─── SUPPLIED RECORDS

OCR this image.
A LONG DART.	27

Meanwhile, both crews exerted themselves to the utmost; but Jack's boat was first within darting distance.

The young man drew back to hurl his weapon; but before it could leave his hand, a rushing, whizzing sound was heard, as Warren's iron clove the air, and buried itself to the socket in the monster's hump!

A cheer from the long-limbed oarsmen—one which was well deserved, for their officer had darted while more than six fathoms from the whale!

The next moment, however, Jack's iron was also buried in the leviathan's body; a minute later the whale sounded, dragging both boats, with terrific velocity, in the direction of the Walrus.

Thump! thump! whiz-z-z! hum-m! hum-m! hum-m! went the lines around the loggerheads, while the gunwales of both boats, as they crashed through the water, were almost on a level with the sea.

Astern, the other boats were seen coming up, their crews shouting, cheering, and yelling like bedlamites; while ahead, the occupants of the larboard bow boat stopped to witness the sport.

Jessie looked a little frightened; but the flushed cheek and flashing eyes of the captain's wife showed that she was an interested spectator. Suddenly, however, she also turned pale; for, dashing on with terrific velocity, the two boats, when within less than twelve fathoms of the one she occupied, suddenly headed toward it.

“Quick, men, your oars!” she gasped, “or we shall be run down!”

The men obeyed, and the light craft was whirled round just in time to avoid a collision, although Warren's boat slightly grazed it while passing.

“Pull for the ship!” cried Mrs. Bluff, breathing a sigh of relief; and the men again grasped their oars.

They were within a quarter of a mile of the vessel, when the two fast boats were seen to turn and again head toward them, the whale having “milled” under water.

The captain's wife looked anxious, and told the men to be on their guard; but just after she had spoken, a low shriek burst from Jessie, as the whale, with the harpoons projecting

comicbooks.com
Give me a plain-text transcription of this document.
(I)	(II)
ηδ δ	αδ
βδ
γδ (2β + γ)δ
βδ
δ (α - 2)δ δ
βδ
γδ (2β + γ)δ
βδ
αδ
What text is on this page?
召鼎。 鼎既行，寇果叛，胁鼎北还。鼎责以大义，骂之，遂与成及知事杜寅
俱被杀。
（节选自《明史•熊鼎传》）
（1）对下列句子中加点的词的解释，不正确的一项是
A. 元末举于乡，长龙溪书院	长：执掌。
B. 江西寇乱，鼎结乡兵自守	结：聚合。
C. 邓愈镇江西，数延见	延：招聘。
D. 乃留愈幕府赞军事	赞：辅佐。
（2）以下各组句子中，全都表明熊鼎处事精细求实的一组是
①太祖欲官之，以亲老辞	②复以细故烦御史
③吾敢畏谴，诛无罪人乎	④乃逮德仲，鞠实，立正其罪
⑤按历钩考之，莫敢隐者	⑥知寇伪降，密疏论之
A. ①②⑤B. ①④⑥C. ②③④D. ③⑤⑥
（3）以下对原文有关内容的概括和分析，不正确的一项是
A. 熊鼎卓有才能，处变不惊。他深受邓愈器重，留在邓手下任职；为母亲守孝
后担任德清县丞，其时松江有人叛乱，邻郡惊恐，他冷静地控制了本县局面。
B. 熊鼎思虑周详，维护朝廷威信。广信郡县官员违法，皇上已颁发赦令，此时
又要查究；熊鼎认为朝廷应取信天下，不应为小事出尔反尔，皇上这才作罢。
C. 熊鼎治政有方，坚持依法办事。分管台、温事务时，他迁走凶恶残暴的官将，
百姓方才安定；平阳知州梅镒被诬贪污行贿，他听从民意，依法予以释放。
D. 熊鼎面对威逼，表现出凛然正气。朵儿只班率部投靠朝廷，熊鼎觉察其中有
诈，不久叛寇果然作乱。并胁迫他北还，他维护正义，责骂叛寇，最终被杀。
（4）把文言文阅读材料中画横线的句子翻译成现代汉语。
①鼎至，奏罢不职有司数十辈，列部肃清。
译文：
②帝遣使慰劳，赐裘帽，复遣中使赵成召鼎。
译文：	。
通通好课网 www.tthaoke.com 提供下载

──────

Return the lines beginning at the one that contains "What text is on this page?" and continuing through the last line of the data, exactly as they stand and without any others.

What text is on this page?
召鼎。 鼎既行，寇果叛，胁鼎北还。鼎责以大义，骂之，遂与成及知事杜寅
俱被杀。
（节选自《明史•熊鼎传》）
（1）对下列句子中加点的词的解释，不正确的一项是
A. 元末举于乡，长龙溪书院	长：执掌。
B. 江西寇乱，鼎结乡兵自守	结：聚合。
C. 邓愈镇江西，数延见	延：招聘。
D. 乃留愈幕府赞军事	赞：辅佐。
（2）以下各组句子中，全都表明熊鼎处事精细求实的一组是
①太祖欲官之，以亲老辞	②复以细故烦御史
③吾敢畏谴，诛无罪人乎	④乃逮德仲，鞠实，立正其罪
⑤按历钩考之，莫敢隐者	⑥知寇伪降，密疏论之
A. ①②⑤B. ①④⑥C. ②③④D. ③⑤⑥
（3）以下对原文有关内容的概括和分析，不正确的一项是
A. 熊鼎卓有才能，处变不惊。他深受邓愈器重，留在邓手下任职；为母亲守孝
后担任德清县丞，其时松江有人叛乱，邻郡惊恐，他冷静地控制了本县局面。
B. 熊鼎思虑周详，维护朝廷威信。广信郡县官员违法，皇上已颁发赦令，此时
又要查究；熊鼎认为朝廷应取信天下，不应为小事出尔反尔，皇上这才作罢。
C. 熊鼎治政有方，坚持依法办事。分管台、温事务时，他迁走凶恶残暴的官将，
百姓方才安定；平阳知州梅镒被诬贪污行贿，他听从民意，依法予以释放。
D. 熊鼎面对威逼，表现出凛然正气。朵儿只班率部投靠朝廷，熊鼎觉察其中有
诈，不久叛寇果然作乱。并胁迫他北还，他维护正义，责骂叛寇，最终被杀。
（4）把文言文阅读材料中画横线的句子翻译成现代汉语。
①鼎至，奏罢不职有司数十辈，列部肃清。
译文：
②帝遣使慰劳，赐裘帽，复遣中使赵成召鼎。
译文：	。
通通好课网 www.tthaoke.com 提供下载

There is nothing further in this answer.